[Entries from a dataset]
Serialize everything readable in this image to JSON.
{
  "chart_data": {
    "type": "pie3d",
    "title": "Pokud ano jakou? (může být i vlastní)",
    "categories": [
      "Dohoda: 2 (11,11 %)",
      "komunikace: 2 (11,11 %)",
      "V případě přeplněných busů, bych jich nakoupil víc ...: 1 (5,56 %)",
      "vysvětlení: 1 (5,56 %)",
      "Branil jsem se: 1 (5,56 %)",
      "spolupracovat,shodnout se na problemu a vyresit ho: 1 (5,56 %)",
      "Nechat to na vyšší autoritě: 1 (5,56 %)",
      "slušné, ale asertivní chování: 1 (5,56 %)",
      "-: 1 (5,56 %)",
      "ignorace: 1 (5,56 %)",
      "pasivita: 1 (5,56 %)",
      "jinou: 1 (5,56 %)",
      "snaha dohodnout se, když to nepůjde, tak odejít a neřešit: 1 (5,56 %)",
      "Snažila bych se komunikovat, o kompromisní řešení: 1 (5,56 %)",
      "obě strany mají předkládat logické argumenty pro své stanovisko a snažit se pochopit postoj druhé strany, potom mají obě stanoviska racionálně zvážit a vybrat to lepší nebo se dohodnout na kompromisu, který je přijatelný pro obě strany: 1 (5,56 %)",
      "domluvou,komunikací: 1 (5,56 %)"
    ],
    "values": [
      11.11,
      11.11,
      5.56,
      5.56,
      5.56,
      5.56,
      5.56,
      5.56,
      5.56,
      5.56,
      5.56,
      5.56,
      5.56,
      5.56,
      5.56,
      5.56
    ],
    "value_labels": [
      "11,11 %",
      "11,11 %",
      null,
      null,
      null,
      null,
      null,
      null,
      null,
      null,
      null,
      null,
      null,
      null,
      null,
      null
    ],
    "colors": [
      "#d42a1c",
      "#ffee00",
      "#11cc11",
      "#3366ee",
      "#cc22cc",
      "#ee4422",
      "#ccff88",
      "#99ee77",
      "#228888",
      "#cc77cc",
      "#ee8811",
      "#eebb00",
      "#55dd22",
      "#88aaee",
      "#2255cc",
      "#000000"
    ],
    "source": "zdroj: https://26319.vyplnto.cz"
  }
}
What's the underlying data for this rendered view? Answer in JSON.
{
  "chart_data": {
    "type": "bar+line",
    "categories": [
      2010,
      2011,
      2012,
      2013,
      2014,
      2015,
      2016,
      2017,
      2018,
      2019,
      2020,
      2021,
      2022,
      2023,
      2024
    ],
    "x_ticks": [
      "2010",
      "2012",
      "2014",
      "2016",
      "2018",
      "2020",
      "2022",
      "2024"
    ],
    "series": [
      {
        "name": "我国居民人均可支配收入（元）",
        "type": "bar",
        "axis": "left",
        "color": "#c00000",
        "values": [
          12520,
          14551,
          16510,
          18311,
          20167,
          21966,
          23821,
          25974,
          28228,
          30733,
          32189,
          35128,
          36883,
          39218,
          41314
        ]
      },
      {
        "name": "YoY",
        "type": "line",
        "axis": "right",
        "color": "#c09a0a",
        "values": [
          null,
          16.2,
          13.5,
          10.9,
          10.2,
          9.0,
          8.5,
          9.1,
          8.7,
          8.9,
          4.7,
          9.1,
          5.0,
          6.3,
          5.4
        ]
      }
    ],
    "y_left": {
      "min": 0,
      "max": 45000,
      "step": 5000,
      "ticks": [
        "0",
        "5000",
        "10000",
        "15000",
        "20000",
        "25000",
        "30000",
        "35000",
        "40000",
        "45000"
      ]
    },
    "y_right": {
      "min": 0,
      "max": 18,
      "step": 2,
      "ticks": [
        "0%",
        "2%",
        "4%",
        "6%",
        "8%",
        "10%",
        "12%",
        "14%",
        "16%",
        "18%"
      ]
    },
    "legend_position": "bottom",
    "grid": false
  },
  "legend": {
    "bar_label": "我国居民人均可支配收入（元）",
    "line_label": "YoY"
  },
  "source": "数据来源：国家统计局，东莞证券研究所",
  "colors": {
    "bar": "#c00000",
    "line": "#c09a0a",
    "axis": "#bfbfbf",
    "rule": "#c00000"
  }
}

Task to carry out: Give back the whole listing exactly as it reads.

Exercise output:
Serialize everything readable in this image to JSON.
{
  "chart_data": {
    "type": "pie3d",
    "title": "Pokud ano jakou? (může být i vlastní)",
    "categories": [
      "Dohoda: 2 (11,11 %)",
      "komunikace: 2 (11,11 %)",
      "V případě přeplněných busů, bych jich nakoupil víc ...: 1 (5,56 %)",
      "vysvětlení: 1 (5,56 %)",
      "Branil jsem se: 1 (5,56 %)",
      "spolupracovat,shodnout se na problemu a vyresit ho: 1 (5,56 %)",
      "Nechat to na vyšší autoritě: 1 (5,56 %)",
      "slušné, ale asertivní chování: 1 (5,56 %)",
      "-: 1 (5,56 %)",
      "ignorace: 1 (5,56 %)",
      "pasivita: 1 (5,56 %)",
      "jinou: 1 (5,56 %)",
      "snaha dohodnout se, když to nepůjde, tak odejít a neřešit: 1 (5,56 %)",
      "Snažila bych se komunikovat, o kompromisní řešení: 1 (5,56 %)",
      "obě strany mají předkládat logické argumenty pro své stanovisko a snažit se pochopit postoj druhé strany, potom mají obě stanoviska racionálně zvážit a vybrat to lepší nebo se dohodnout na kompromisu, který je přijatelný pro obě strany: 1 (5,56 %)",
      "domluvou,komunikací: 1 (5,56 %)"
    ],
    "values": [
      11.11,
      11.11,
      5.56,
      5.56,
      5.56,
      5.56,
      5.56,
      5.56,
      5.56,
      5.56,
      5.56,
      5.56,
      5.56,
      5.56,
      5.56,
      5.56
    ],
    "value_labels": [
      "11,11 %",
      "11,11 %",
      null,
      null,
      null,
      null,
      null,
      null,
      null,
      null,
      null,
      null,
      null,
      null,
      null,
      null
    ],
    "colors": [
      "#d42a1c",
      "#ffee00",
      "#11cc11",
      "#3366ee",
      "#cc22cc",
      "#ee4422",
      "#ccff88",
      "#99ee77",
      "#228888",
      "#cc77cc",
      "#ee8811",
      "#eebb00",
      "#55dd22",
      "#88aaee",
      "#2255cc",
      "#000000"
    ],
    "source": "zdroj: https://26319.vyplnto.cz"
  }
}
What's the underlying data for this rendered view? Answer in JSON.
{
  "chart_data": {
    "type": "bar+line",
    "categories": [
      2010,
      2011,
      2012,
      2013,
      2014,
      2015,
      2016,
      2017,
      2018,
      2019,
      2020,
      2021,
      2022,
      2023,
      2024
    ],
    "x_ticks": [
      "2010",
      "2012",
      "2014",
      "2016",
      "2018",
      "2020",
      "2022",
      "2024"
    ],
    "series": [
      {
        "name": "我国居民人均可支配收入（元）",
        "type": "bar",
        "axis": "left",
        "color": "#c00000",
        "values": [
          12520,
          14551,
          16510,
          18311,
          20167,
          21966,
          23821,
          25974,
          28228,
          30733,
          32189,
          35128,
          36883,
          39218,
          41314
        ]
      },
      {
        "name": "YoY",
        "type": "line",
        "axis": "right",
        "color": "#c09a0a",
        "values": [
          null,
          16.2,
          13.5,
          10.9,
          10.2,
          9.0,
          8.5,
          9.1,
          8.7,
          8.9,
          4.7,
          9.1,
          5.0,
          6.3,
          5.4
        ]
      }
    ],
    "y_left": {
      "min": 0,
      "max": 45000,
      "step": 5000,
      "ticks": [
        "0",
        "5000",
        "10000",
        "15000",
        "20000",
        "25000",
        "30000",
        "35000",
        "40000",
        "45000"
      ]
    },
    "y_right": {
      "min": 0,
      "max": 18,
      "step": 2,
      "ticks": [
        "0%",
        "2%",
        "4%",
        "6%",
        "8%",
        "10%",
        "12%",
        "14%",
        "16%",
        "18%"
      ]
    },
    "legend_position": "bottom",
    "grid": false
  },
  "legend": {
    "bar_label": "我国居民人均可支配收入（元）",
    "line_label": "YoY"
  },
  "source": "数据来源：国家统计局，东莞证券研究所",
  "colors": {
    "bar": "#c00000",
    "line": "#c09a0a",
    "axis": "#bfbfbf",
    "rule": "#c00000"
  }
}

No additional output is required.